> [Extracted records]:
++++

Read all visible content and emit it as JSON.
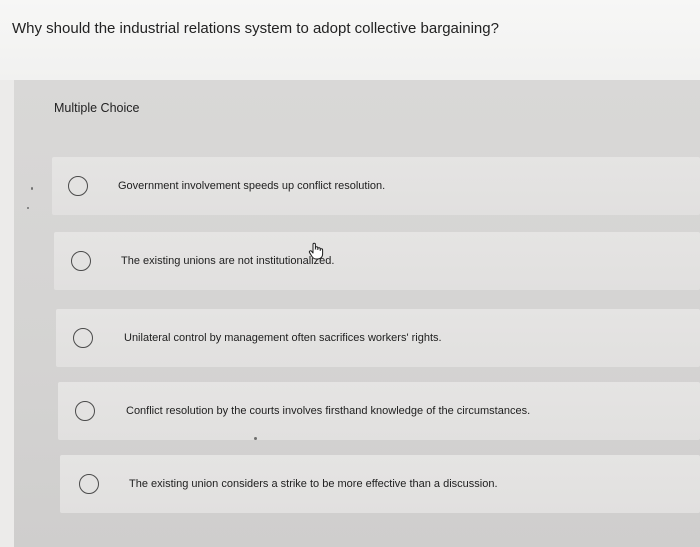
{
  "question": {
    "text": "Why should the industrial relations system to adopt collective bargaining?"
  },
  "quiz": {
    "type_label": "Multiple Choice",
    "options": [
      {
        "label": "Government involvement speeds up conflict resolution."
      },
      {
        "label": "The existing unions are not institutionalized."
      },
      {
        "label": "Unilateral control by management often sacrifices workers' rights."
      },
      {
        "label": "Conflict resolution by the courts involves firsthand knowledge of the circumstances."
      },
      {
        "label": "The existing union considers a strike to be more effective than a discussion."
      }
    ]
  },
  "icons": {
    "radio": "radio-unselected-icon",
    "cursor": "hand-pointer-icon"
  },
  "colors": {
    "page_background": "#ecebea",
    "card_background": "#d6d5d4",
    "option_background": "#e3e2e1",
    "radio_border": "#4b4b4b"
  }
}
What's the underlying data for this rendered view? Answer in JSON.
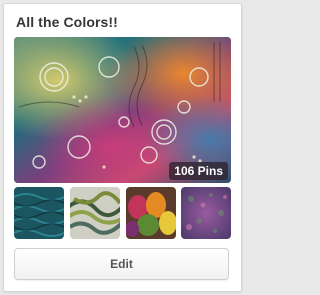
{
  "board": {
    "title": "All the Colors!!",
    "pin_count": "106 Pins",
    "edit_label": "Edit"
  },
  "colors": {
    "background": "#e9e9e9",
    "card": "#ffffff",
    "title_text": "#363636",
    "button_text": "#555555"
  }
}
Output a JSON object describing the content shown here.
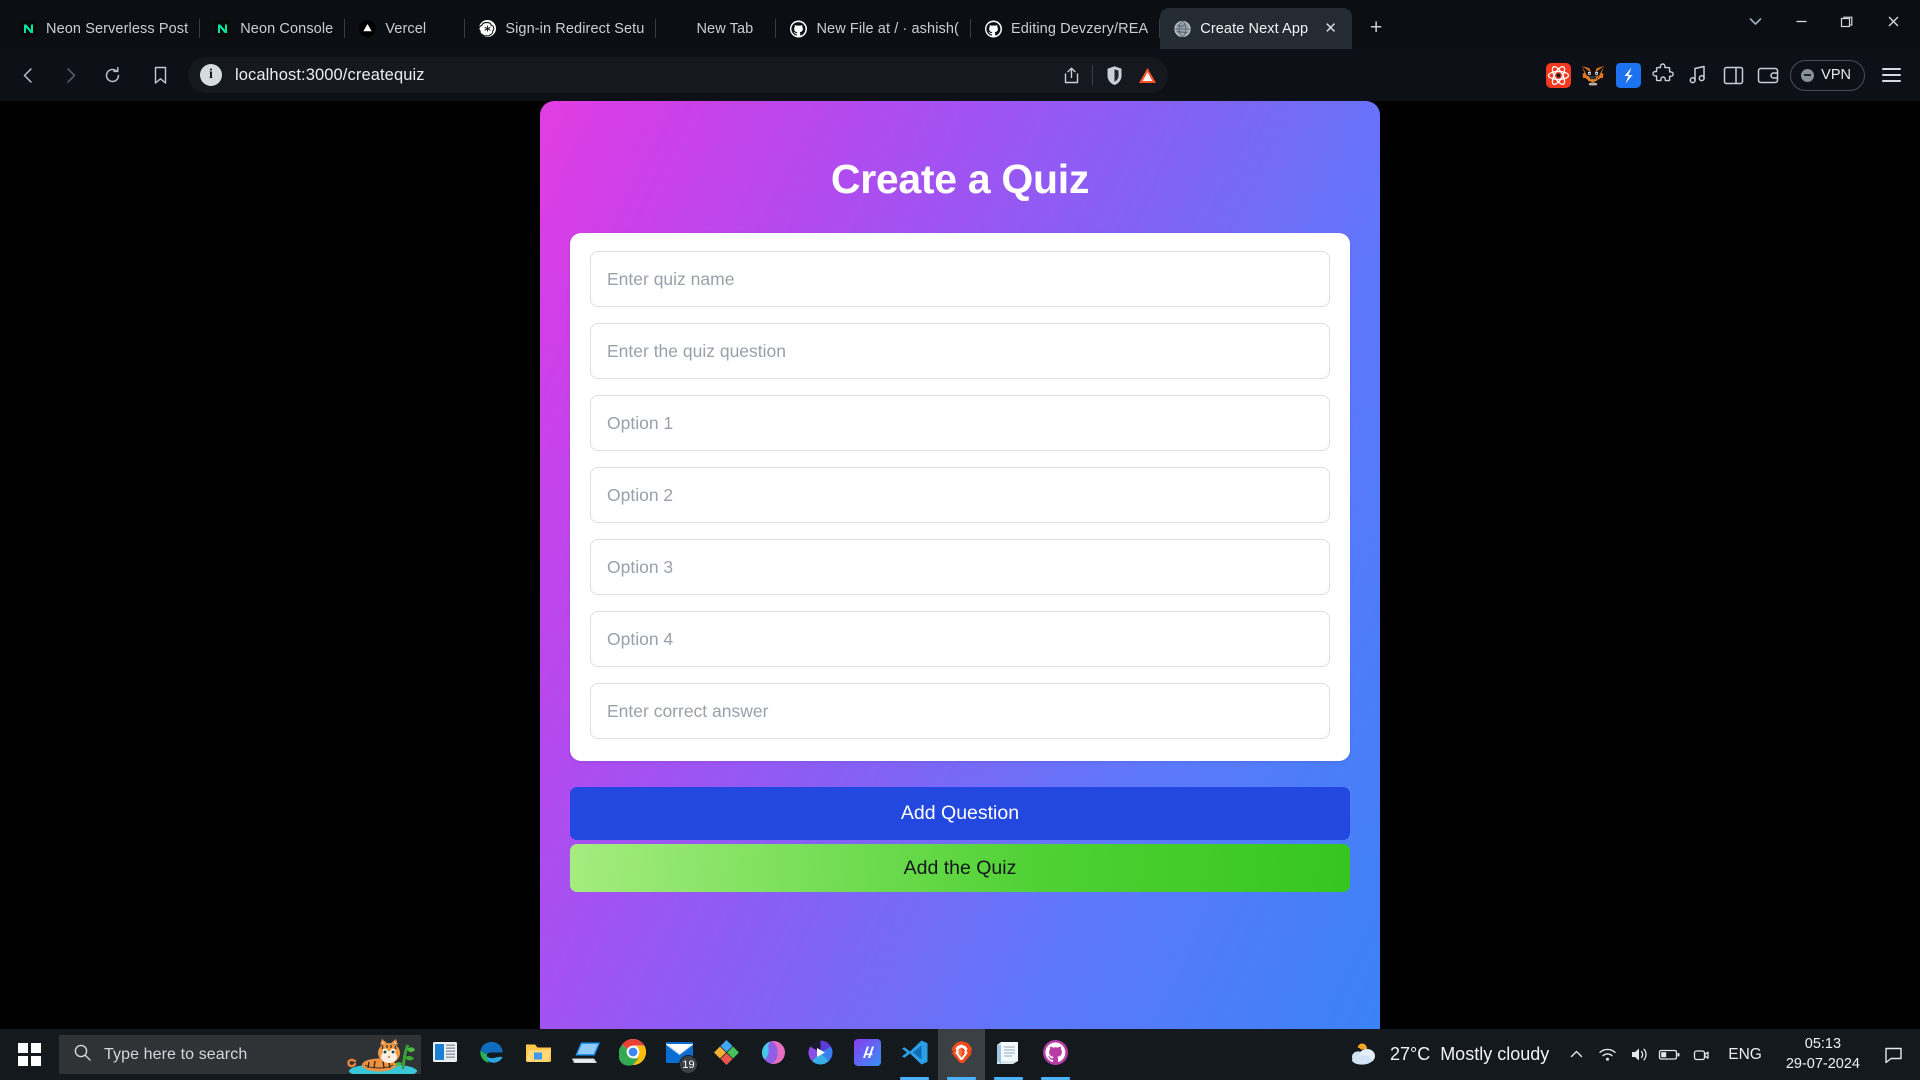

++++

> [Stated goal]: Exclude every picture and copy the remaining data exactly.

> [Expected answer]:
Read all visible content and emit it as JSON.
{
  "question": {
    "text": "Why should the industrial relations system to adopt collective bargaining?"
  },
  "quiz": {
    "type_label": "Multiple Choice",
    "options": [
      {
        "label": "Government involvement speeds up conflict resolution."
      },
      {
        "label": "The existing unions are not institutionalized."
      },
      {
        "label": "Unilateral control by management often sacrifices workers' rights."
      },
      {
        "label": "Conflict resolution by the courts involves firsthand knowledge of the circumstances."
      },
      {
        "label": "The existing union considers a strike to be more effective than a discussion."
      }
    ]
  },
  "icons": {
    "radio": "radio-unselected-icon",
    "cursor": "hand-pointer-icon"
  },
  "colors": {
    "page_background": "#ecebea",
    "card_background": "#d6d5d4",
    "option_background": "#e3e2e1",
    "radio_border": "#4b4b4b"
  }
}
What's the underlying data for this rendered view? Answer in JSON.
{
  "board": {
    "title": "All the Colors!!",
    "pin_count": "106 Pins",
    "edit_label": "Edit"
  },
  "colors": {
    "background": "#e9e9e9",
    "card": "#ffffff",
    "title_text": "#363636",
    "button_text": "#555555"
  }
}
Output a JSON object describing the content shown here.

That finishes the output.